> _Records to process_:

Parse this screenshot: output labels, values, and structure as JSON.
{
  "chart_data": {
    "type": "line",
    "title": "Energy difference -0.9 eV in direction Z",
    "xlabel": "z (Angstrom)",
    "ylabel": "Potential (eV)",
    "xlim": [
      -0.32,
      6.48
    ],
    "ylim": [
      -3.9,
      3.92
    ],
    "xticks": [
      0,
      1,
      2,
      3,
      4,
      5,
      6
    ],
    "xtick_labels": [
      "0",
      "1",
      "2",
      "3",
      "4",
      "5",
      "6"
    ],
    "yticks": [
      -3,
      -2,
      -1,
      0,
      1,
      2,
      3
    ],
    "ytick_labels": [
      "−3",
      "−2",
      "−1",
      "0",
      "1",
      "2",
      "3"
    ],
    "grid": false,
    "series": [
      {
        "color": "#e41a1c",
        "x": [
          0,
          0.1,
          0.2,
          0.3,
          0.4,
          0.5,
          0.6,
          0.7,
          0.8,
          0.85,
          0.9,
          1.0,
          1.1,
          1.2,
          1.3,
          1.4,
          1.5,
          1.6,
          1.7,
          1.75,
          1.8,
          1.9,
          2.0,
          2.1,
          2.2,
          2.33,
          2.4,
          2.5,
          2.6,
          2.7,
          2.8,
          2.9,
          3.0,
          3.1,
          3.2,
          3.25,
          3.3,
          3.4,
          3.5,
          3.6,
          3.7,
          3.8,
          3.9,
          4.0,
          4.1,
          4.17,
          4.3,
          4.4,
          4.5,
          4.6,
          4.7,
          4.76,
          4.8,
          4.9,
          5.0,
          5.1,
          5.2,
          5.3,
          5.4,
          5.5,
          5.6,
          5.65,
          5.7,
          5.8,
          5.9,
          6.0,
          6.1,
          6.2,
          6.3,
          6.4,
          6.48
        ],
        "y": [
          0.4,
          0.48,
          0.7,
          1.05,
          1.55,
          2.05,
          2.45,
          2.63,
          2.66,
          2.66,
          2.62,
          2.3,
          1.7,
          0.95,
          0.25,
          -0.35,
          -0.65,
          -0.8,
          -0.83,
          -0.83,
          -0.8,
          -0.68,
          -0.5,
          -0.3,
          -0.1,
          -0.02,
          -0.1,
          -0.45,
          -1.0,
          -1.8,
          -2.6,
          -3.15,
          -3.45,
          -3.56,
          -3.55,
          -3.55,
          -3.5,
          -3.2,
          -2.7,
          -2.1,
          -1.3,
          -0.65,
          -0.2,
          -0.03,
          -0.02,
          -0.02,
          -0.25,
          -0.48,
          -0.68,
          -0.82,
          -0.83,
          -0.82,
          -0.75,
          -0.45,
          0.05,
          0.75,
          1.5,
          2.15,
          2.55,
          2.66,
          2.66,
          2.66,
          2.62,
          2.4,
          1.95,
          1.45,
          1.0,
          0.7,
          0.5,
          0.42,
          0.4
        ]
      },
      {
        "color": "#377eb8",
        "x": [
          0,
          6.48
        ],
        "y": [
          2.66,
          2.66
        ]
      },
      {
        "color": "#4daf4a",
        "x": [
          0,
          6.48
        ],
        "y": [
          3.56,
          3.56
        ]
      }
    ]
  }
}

> _Exercise description_:
Extract all lines that hold the word "color".

> _Answer to the problem_:
        "color": "#e41a1c",
        "color": "#377eb8",
        "color": "#4daf4a",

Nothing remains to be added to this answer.